> To do
Edit all of the records below by replacing "bounding box" with "bounding rectangle" wherever it occurs. Leave everything else unchanged.

Start

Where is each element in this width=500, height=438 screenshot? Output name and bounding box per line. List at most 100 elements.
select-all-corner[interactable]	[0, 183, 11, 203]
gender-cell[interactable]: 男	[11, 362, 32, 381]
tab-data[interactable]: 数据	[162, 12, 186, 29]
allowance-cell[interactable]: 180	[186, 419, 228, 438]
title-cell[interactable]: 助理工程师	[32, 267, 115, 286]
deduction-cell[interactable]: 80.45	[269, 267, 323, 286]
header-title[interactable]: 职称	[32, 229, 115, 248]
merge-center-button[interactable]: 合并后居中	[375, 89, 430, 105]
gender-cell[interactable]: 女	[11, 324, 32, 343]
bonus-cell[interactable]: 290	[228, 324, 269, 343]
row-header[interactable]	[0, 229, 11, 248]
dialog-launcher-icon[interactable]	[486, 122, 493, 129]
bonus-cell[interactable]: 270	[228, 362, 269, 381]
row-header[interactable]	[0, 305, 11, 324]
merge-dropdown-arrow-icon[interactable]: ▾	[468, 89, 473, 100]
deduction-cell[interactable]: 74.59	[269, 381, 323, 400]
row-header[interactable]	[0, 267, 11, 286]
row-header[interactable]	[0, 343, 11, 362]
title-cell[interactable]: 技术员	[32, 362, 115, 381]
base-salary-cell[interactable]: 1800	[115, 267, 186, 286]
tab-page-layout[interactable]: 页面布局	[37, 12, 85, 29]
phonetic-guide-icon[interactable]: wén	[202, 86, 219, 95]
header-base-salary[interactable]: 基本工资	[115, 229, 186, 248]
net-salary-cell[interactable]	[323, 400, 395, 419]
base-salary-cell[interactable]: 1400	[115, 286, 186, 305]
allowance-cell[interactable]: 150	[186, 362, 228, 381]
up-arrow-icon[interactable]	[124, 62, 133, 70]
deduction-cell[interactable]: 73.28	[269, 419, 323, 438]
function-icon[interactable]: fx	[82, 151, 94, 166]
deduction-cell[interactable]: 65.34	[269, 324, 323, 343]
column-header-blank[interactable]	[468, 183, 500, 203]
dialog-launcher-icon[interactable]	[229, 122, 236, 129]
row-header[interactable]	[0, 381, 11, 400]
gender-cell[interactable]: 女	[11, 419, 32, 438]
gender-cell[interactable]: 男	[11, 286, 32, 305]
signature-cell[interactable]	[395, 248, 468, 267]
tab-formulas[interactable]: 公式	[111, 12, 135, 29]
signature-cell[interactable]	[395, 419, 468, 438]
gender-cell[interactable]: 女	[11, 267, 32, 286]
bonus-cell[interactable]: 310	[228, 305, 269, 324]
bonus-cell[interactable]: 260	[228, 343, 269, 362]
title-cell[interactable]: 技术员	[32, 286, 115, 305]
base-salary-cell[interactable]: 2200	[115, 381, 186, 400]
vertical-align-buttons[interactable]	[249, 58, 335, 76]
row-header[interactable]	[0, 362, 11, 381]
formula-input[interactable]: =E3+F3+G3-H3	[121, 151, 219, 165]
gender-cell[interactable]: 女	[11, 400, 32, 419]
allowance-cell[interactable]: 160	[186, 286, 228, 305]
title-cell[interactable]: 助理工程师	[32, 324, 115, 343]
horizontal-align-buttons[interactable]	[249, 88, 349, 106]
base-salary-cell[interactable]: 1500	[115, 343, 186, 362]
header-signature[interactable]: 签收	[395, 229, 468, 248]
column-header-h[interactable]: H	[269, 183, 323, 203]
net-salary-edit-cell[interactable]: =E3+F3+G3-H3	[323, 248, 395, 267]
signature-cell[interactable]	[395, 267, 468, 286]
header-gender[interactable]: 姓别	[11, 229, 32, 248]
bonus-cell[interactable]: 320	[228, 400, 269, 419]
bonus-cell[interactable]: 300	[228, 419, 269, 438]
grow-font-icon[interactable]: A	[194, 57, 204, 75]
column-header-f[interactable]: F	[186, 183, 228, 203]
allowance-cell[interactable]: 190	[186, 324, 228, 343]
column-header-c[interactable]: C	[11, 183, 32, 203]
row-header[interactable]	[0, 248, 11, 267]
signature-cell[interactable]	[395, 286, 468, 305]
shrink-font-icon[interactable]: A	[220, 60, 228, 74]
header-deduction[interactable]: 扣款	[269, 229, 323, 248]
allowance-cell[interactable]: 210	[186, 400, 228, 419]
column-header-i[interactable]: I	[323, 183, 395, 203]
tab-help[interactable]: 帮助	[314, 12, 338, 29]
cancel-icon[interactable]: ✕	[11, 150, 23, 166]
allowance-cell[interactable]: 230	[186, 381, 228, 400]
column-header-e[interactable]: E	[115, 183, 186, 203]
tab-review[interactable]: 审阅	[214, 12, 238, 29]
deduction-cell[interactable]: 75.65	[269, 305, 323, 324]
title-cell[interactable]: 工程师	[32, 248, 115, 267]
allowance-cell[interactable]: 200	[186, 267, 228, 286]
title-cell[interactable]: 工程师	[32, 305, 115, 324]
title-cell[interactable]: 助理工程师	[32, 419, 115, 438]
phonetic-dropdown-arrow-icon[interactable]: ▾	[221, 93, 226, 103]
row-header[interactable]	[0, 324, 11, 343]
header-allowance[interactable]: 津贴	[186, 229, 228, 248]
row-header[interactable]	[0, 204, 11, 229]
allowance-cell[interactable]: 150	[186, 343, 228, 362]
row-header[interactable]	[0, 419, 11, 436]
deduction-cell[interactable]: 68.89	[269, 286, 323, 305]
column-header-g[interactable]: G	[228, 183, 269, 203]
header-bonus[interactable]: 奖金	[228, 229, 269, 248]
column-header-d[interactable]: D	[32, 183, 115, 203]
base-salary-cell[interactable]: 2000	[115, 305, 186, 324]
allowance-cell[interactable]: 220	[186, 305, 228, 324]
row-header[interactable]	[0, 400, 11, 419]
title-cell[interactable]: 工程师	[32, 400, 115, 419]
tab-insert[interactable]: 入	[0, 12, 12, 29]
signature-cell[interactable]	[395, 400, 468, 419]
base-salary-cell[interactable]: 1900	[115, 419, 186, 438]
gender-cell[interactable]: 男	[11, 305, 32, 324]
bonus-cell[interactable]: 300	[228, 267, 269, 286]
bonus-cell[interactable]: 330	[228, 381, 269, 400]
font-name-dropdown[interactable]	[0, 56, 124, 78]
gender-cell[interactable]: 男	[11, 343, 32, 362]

End

> Complete output
Where is each element in this width=500, height=438 screenshot? Output name and bounding rectangle per line. List at most 100 elements.
select-all-corner[interactable]	[0, 183, 11, 203]
gender-cell[interactable]: 男	[11, 362, 32, 381]
tab-data[interactable]: 数据	[162, 12, 186, 29]
allowance-cell[interactable]: 180	[186, 419, 228, 438]
title-cell[interactable]: 助理工程师	[32, 267, 115, 286]
deduction-cell[interactable]: 80.45	[269, 267, 323, 286]
header-title[interactable]: 职称	[32, 229, 115, 248]
merge-center-button[interactable]: 合并后居中	[375, 89, 430, 105]
gender-cell[interactable]: 女	[11, 324, 32, 343]
bonus-cell[interactable]: 290	[228, 324, 269, 343]
row-header[interactable]	[0, 229, 11, 248]
dialog-launcher-icon[interactable]	[486, 122, 493, 129]
bonus-cell[interactable]: 270	[228, 362, 269, 381]
row-header[interactable]	[0, 305, 11, 324]
merge-dropdown-arrow-icon[interactable]: ▾	[468, 89, 473, 100]
deduction-cell[interactable]: 74.59	[269, 381, 323, 400]
row-header[interactable]	[0, 267, 11, 286]
row-header[interactable]	[0, 343, 11, 362]
title-cell[interactable]: 技术员	[32, 362, 115, 381]
base-salary-cell[interactable]: 1800	[115, 267, 186, 286]
tab-page-layout[interactable]: 页面布局	[37, 12, 85, 29]
phonetic-guide-icon[interactable]: wén	[202, 86, 219, 95]
header-base-salary[interactable]: 基本工资	[115, 229, 186, 248]
net-salary-cell[interactable]	[323, 400, 395, 419]
base-salary-cell[interactable]: 1400	[115, 286, 186, 305]
allowance-cell[interactable]: 150	[186, 362, 228, 381]
up-arrow-icon[interactable]	[124, 62, 133, 70]
deduction-cell[interactable]: 73.28	[269, 419, 323, 438]
function-icon[interactable]: fx	[82, 151, 94, 166]
deduction-cell[interactable]: 65.34	[269, 324, 323, 343]
column-header-blank[interactable]	[468, 183, 500, 203]
dialog-launcher-icon[interactable]	[229, 122, 236, 129]
row-header[interactable]	[0, 381, 11, 400]
gender-cell[interactable]: 女	[11, 419, 32, 438]
gender-cell[interactable]: 男	[11, 286, 32, 305]
signature-cell[interactable]	[395, 248, 468, 267]
tab-formulas[interactable]: 公式	[111, 12, 135, 29]
signature-cell[interactable]	[395, 419, 468, 438]
gender-cell[interactable]: 女	[11, 267, 32, 286]
bonus-cell[interactable]: 310	[228, 305, 269, 324]
bonus-cell[interactable]: 260	[228, 343, 269, 362]
title-cell[interactable]: 技术员	[32, 286, 115, 305]
base-salary-cell[interactable]: 2200	[115, 381, 186, 400]
vertical-align-buttons[interactable]	[249, 58, 335, 76]
row-header[interactable]	[0, 362, 11, 381]
formula-input[interactable]: =E3+F3+G3-H3	[121, 151, 219, 165]
gender-cell[interactable]: 女	[11, 400, 32, 419]
allowance-cell[interactable]: 160	[186, 286, 228, 305]
title-cell[interactable]: 助理工程师	[32, 324, 115, 343]
horizontal-align-buttons[interactable]	[249, 88, 349, 106]
base-salary-cell[interactable]: 1500	[115, 343, 186, 362]
header-signature[interactable]: 签收	[395, 229, 468, 248]
column-header-h[interactable]: H	[269, 183, 323, 203]
net-salary-edit-cell[interactable]: =E3+F3+G3-H3	[323, 248, 395, 267]
signature-cell[interactable]	[395, 267, 468, 286]
header-gender[interactable]: 姓别	[11, 229, 32, 248]
bonus-cell[interactable]: 320	[228, 400, 269, 419]
bonus-cell[interactable]: 300	[228, 419, 269, 438]
grow-font-icon[interactable]: A	[194, 57, 204, 75]
column-header-f[interactable]: F	[186, 183, 228, 203]
allowance-cell[interactable]: 190	[186, 324, 228, 343]
column-header-c[interactable]: C	[11, 183, 32, 203]
row-header[interactable]	[0, 248, 11, 267]
signature-cell[interactable]	[395, 286, 468, 305]
shrink-font-icon[interactable]: A	[220, 60, 228, 74]
header-deduction[interactable]: 扣款	[269, 229, 323, 248]
allowance-cell[interactable]: 210	[186, 400, 228, 419]
column-header-i[interactable]: I	[323, 183, 395, 203]
tab-help[interactable]: 帮助	[314, 12, 338, 29]
cancel-icon[interactable]: ✕	[11, 150, 23, 166]
allowance-cell[interactable]: 230	[186, 381, 228, 400]
column-header-e[interactable]: E	[115, 183, 186, 203]
tab-review[interactable]: 审阅	[214, 12, 238, 29]
deduction-cell[interactable]: 75.65	[269, 305, 323, 324]
title-cell[interactable]: 工程师	[32, 248, 115, 267]
allowance-cell[interactable]: 200	[186, 267, 228, 286]
title-cell[interactable]: 工程师	[32, 305, 115, 324]
title-cell[interactable]: 助理工程师	[32, 419, 115, 438]
phonetic-dropdown-arrow-icon[interactable]: ▾	[221, 93, 226, 103]
row-header[interactable]	[0, 324, 11, 343]
header-allowance[interactable]: 津贴	[186, 229, 228, 248]
row-header[interactable]	[0, 204, 11, 229]
allowance-cell[interactable]: 150	[186, 343, 228, 362]
row-header[interactable]	[0, 419, 11, 436]
deduction-cell[interactable]: 68.89	[269, 286, 323, 305]
column-header-g[interactable]: G	[228, 183, 269, 203]
header-bonus[interactable]: 奖金	[228, 229, 269, 248]
column-header-d[interactable]: D	[32, 183, 115, 203]
base-salary-cell[interactable]: 2000	[115, 305, 186, 324]
allowance-cell[interactable]: 220	[186, 305, 228, 324]
row-header[interactable]	[0, 400, 11, 419]
title-cell[interactable]: 工程师	[32, 400, 115, 419]
tab-insert[interactable]: 入	[0, 12, 12, 29]
signature-cell[interactable]	[395, 400, 468, 419]
base-salary-cell[interactable]: 1900	[115, 419, 186, 438]
gender-cell[interactable]: 男	[11, 305, 32, 324]
bonus-cell[interactable]: 300	[228, 267, 269, 286]
bonus-cell[interactable]: 330	[228, 381, 269, 400]
font-name-dropdown[interactable]	[0, 56, 124, 78]
gender-cell[interactable]: 男	[11, 343, 32, 362]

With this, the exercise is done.